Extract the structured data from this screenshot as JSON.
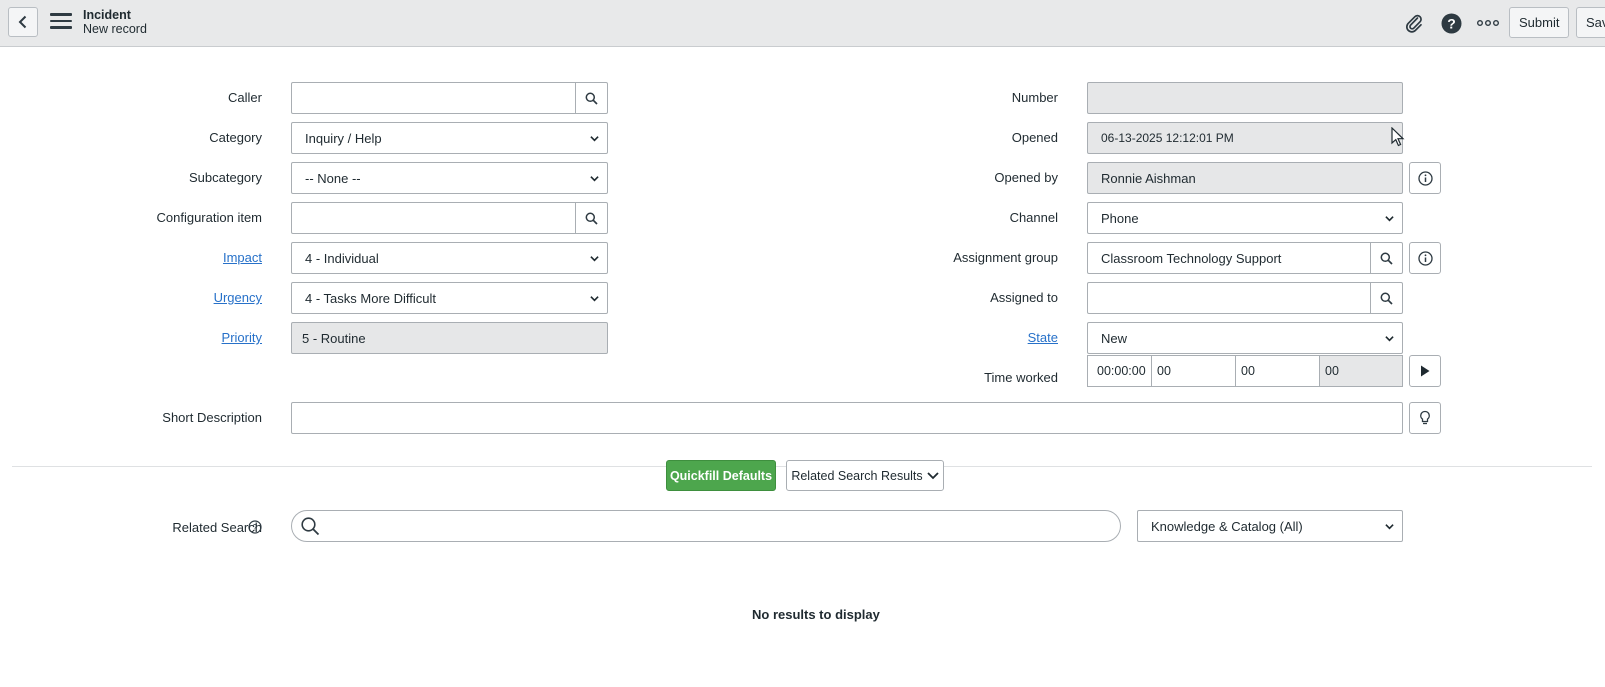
{
  "header": {
    "title": "Incident",
    "subtitle": "New record",
    "submit_label": "Submit",
    "save_label": "Sav"
  },
  "form": {
    "caller": {
      "label": "Caller",
      "value": ""
    },
    "category": {
      "label": "Category",
      "value": "Inquiry / Help"
    },
    "subcategory": {
      "label": "Subcategory",
      "value": "-- None --"
    },
    "configuration_item": {
      "label": "Configuration item",
      "value": ""
    },
    "impact": {
      "label": "Impact",
      "value": "4 - Individual"
    },
    "urgency": {
      "label": "Urgency",
      "value": "4 - Tasks More Difficult"
    },
    "priority": {
      "label": "Priority",
      "value": "5 - Routine"
    },
    "number": {
      "label": "Number",
      "value": ""
    },
    "opened": {
      "label": "Opened",
      "value": "06-13-2025 12:12:01 PM"
    },
    "opened_by": {
      "label": "Opened by",
      "value": "Ronnie Aishman"
    },
    "channel": {
      "label": "Channel",
      "value": "Phone"
    },
    "assignment_group": {
      "label": "Assignment group",
      "value": "Classroom Technology Support"
    },
    "assigned_to": {
      "label": "Assigned to",
      "value": ""
    },
    "state": {
      "label": "State",
      "value": "New"
    },
    "time_worked": {
      "label": "Time worked",
      "timer": "00:00:00",
      "hours": "00",
      "minutes": "00",
      "seconds": "00"
    },
    "short_description": {
      "label": "Short Description",
      "value": ""
    }
  },
  "actions": {
    "quickfill_label": "Quickfill Defaults",
    "related_results_label": "Related Search Results"
  },
  "related_search": {
    "label": "Related Search",
    "query": "",
    "scope": "Knowledge & Catalog (All)",
    "empty_message": "No results to display"
  },
  "colors": {
    "header_bg": "#e8e9ea",
    "link": "#2771c9",
    "quickfill_bg": "#4da64d",
    "readonly_bg": "#e6e7e8"
  }
}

# # #

Stated goal: Restate the data above exactly, stripping out each image.

Completed task:
Extract the structured data from this screenshot as JSON.
{
  "header": {
    "title": "Incident",
    "subtitle": "New record",
    "submit_label": "Submit",
    "save_label": "Sav"
  },
  "form": {
    "caller": {
      "label": "Caller",
      "value": ""
    },
    "category": {
      "label": "Category",
      "value": "Inquiry / Help"
    },
    "subcategory": {
      "label": "Subcategory",
      "value": "-- None --"
    },
    "configuration_item": {
      "label": "Configuration item",
      "value": ""
    },
    "impact": {
      "label": "Impact",
      "value": "4 - Individual"
    },
    "urgency": {
      "label": "Urgency",
      "value": "4 - Tasks More Difficult"
    },
    "priority": {
      "label": "Priority",
      "value": "5 - Routine"
    },
    "number": {
      "label": "Number",
      "value": ""
    },
    "opened": {
      "label": "Opened",
      "value": "06-13-2025 12:12:01 PM"
    },
    "opened_by": {
      "label": "Opened by",
      "value": "Ronnie Aishman"
    },
    "channel": {
      "label": "Channel",
      "value": "Phone"
    },
    "assignment_group": {
      "label": "Assignment group",
      "value": "Classroom Technology Support"
    },
    "assigned_to": {
      "label": "Assigned to",
      "value": ""
    },
    "state": {
      "label": "State",
      "value": "New"
    },
    "time_worked": {
      "label": "Time worked",
      "timer": "00:00:00",
      "hours": "00",
      "minutes": "00",
      "seconds": "00"
    },
    "short_description": {
      "label": "Short Description",
      "value": ""
    }
  },
  "actions": {
    "quickfill_label": "Quickfill Defaults",
    "related_results_label": "Related Search Results"
  },
  "related_search": {
    "label": "Related Search",
    "query": "",
    "scope": "Knowledge & Catalog (All)",
    "empty_message": "No results to display"
  },
  "colors": {
    "header_bg": "#e8e9ea",
    "link": "#2771c9",
    "quickfill_bg": "#4da64d",
    "readonly_bg": "#e6e7e8"
  }
}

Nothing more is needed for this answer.